● TASK PROMPT
Copy each line with the word "Poission" in it.

-- Start of PROVIDED RECORDS --

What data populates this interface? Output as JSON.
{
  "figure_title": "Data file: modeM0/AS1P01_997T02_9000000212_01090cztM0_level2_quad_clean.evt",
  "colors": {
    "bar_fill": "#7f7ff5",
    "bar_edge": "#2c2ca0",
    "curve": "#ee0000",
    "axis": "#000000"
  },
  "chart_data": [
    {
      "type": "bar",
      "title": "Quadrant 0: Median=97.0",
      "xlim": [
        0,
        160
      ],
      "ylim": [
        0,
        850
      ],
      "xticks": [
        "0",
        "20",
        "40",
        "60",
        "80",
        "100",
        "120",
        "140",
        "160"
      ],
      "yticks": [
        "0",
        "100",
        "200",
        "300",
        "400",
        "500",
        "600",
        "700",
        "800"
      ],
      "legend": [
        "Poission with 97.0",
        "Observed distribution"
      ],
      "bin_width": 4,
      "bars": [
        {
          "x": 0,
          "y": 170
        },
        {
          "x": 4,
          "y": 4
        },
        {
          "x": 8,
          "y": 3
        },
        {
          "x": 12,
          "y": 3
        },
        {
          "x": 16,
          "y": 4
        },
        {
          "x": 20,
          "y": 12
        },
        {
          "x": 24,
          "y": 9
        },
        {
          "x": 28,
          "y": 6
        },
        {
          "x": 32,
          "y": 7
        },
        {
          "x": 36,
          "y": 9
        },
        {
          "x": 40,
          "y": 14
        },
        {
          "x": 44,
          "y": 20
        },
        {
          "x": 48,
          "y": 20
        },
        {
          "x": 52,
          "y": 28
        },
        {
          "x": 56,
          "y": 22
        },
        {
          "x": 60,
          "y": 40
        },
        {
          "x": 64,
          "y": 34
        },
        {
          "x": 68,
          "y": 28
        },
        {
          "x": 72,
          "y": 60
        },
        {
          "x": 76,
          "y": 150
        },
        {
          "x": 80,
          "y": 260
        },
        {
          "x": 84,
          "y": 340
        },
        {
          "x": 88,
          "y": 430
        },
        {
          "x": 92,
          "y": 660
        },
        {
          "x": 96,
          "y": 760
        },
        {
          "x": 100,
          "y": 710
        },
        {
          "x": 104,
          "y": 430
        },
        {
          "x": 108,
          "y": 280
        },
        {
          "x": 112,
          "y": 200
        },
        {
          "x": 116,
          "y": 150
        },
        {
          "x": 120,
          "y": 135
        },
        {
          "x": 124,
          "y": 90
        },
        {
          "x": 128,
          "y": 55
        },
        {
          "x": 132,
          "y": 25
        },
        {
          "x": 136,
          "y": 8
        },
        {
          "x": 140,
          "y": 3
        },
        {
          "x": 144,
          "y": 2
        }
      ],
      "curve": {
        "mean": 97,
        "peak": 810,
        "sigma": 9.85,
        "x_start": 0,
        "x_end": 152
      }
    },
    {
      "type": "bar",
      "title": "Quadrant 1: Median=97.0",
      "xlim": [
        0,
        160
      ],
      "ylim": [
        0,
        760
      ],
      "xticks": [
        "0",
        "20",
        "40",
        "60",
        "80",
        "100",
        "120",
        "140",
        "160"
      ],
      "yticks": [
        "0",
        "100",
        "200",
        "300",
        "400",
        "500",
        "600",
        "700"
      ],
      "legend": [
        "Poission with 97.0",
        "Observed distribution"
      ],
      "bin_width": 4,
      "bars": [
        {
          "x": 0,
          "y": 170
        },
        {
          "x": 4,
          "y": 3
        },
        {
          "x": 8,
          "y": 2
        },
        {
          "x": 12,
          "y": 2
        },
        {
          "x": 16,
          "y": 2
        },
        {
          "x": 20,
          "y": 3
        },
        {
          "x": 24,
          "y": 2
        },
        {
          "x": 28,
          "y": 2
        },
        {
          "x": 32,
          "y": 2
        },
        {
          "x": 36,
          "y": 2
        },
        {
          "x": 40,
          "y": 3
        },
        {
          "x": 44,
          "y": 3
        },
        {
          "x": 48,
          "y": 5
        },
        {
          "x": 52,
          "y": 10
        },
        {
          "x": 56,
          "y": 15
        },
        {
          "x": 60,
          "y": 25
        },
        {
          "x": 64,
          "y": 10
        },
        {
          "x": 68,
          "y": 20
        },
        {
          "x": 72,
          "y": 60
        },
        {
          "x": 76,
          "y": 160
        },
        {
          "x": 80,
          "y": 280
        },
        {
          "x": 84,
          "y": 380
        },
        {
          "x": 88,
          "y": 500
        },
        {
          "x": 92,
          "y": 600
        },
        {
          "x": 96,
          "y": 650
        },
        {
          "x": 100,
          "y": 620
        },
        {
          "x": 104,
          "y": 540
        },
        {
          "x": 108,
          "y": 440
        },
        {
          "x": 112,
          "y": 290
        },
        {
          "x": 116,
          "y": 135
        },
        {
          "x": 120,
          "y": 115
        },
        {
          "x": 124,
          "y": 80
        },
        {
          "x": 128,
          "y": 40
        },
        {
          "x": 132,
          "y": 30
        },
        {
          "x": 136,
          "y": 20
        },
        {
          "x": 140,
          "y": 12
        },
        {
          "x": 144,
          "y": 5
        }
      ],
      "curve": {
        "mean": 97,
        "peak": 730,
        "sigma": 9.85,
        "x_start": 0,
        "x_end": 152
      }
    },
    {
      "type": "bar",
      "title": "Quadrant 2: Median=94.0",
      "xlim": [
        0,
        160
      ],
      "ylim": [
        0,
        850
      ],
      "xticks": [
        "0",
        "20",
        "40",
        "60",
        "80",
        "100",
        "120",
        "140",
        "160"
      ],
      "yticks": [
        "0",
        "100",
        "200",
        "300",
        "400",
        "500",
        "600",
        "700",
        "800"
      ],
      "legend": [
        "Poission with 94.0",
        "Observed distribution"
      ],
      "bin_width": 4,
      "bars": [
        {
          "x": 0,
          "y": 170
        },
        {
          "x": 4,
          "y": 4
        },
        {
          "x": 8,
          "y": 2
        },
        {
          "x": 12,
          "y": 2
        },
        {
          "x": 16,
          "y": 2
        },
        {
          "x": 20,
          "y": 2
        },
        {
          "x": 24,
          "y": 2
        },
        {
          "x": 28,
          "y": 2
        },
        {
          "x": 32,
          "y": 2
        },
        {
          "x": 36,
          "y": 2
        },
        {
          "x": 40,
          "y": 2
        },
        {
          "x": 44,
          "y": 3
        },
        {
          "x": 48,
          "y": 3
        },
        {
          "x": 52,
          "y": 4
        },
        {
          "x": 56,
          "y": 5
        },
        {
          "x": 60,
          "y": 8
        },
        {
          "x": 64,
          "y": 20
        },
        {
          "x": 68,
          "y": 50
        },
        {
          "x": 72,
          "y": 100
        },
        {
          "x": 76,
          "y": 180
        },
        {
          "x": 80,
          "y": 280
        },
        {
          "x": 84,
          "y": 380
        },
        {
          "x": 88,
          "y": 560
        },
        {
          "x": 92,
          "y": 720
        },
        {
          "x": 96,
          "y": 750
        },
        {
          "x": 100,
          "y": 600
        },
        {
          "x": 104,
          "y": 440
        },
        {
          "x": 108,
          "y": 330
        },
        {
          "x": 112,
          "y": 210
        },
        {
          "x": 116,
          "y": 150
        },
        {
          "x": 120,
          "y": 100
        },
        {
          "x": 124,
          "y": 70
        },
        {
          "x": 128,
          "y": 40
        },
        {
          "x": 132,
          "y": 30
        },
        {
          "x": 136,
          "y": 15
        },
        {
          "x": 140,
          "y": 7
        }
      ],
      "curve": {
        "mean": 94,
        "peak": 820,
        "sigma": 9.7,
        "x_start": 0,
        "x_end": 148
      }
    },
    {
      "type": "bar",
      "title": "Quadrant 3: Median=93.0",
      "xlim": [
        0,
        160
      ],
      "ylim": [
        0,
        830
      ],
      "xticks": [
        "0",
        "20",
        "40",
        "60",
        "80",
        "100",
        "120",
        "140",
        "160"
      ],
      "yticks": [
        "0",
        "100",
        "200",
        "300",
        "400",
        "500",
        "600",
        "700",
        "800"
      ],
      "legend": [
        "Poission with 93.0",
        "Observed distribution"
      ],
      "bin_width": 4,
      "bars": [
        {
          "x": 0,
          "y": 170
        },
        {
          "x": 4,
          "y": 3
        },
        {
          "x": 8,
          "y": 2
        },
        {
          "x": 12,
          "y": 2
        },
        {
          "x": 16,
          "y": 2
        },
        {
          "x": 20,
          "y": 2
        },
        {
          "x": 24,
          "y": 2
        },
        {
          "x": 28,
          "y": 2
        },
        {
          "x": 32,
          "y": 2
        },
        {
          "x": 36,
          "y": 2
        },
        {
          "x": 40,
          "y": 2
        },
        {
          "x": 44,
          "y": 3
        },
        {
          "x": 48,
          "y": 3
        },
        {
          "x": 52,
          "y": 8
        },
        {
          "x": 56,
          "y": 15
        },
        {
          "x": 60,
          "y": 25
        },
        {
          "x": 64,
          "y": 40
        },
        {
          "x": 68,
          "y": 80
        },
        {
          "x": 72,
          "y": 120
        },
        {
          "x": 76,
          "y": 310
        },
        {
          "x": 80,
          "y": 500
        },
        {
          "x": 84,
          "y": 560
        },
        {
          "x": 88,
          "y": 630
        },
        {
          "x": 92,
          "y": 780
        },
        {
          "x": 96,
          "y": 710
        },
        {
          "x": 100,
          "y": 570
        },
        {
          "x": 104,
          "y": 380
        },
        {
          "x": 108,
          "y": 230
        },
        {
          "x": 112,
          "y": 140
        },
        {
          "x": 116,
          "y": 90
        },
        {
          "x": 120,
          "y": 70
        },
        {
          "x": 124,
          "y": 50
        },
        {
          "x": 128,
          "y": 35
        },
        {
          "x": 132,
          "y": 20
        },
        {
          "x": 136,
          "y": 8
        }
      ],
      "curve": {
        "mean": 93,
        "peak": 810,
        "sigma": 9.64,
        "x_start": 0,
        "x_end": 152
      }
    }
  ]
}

-- End of PROVIDED RECORDS --

● WRITTEN RESPONSE
        "Poission with 97.0",
        "Poission with 97.0",
        "Poission with 94.0",
        "Poission with 93.0",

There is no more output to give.